[BEGIN TASK INPUTS]

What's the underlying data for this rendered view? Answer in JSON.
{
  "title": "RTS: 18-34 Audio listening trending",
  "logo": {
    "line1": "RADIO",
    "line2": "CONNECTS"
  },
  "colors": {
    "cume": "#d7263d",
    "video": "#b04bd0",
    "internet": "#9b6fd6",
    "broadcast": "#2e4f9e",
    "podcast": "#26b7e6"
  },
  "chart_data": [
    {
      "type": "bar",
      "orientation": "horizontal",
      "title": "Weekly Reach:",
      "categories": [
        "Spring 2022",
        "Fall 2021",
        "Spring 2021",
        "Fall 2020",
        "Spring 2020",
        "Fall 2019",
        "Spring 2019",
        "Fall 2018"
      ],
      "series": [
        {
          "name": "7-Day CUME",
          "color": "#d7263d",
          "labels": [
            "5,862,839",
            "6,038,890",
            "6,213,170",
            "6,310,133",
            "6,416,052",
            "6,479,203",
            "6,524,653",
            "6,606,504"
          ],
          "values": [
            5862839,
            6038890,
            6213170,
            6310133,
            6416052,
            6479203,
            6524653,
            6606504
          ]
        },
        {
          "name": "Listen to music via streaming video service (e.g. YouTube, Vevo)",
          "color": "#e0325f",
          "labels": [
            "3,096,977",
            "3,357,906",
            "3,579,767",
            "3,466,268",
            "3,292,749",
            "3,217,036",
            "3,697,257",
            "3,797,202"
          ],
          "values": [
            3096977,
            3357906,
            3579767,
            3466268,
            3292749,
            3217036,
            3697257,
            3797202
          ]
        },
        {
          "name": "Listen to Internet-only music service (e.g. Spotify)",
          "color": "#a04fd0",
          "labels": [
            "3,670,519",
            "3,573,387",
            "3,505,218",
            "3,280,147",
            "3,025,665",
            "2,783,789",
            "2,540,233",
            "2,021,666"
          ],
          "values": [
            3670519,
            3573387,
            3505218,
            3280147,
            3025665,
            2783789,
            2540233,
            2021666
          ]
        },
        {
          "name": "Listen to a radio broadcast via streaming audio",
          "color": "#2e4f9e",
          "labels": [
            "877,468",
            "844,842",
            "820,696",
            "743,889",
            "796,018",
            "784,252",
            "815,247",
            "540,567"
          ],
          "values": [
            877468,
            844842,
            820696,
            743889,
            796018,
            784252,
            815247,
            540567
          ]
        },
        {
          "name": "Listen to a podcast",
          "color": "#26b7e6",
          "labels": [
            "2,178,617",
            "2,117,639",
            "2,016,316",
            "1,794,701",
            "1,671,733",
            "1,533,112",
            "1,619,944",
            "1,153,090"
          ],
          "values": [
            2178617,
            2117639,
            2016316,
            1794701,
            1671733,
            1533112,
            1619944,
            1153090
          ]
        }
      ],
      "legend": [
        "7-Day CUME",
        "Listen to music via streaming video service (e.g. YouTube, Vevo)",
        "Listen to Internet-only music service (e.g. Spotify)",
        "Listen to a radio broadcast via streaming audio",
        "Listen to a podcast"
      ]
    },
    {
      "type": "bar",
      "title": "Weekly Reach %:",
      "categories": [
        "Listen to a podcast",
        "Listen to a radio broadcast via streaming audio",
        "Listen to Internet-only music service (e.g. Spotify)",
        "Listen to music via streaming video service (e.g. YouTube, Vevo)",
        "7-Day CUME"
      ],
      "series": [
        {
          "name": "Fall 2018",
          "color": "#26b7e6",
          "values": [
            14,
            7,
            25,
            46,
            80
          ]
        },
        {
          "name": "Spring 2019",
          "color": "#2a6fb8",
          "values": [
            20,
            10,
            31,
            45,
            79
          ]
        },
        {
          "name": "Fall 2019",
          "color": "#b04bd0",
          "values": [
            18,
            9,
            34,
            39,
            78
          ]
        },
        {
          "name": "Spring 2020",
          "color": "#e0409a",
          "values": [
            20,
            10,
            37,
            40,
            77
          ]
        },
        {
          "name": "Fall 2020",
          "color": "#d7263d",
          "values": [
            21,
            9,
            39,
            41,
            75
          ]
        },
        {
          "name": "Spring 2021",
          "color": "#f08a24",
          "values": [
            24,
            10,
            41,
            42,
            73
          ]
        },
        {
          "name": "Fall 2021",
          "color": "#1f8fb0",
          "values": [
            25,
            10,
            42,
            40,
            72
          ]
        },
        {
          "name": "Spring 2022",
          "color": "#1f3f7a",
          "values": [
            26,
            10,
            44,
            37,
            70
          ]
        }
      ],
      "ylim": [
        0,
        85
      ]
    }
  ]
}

[END TASK INPUTS]

List the lines of the records where "broadcast" occurs.

    "broadcast": "#2e4f9e",
          "name": "Listen to a radio broadcast via streaming audio",
        "Listen to a radio broadcast via streaming audio",
        "Listen to a radio broadcast via streaming audio",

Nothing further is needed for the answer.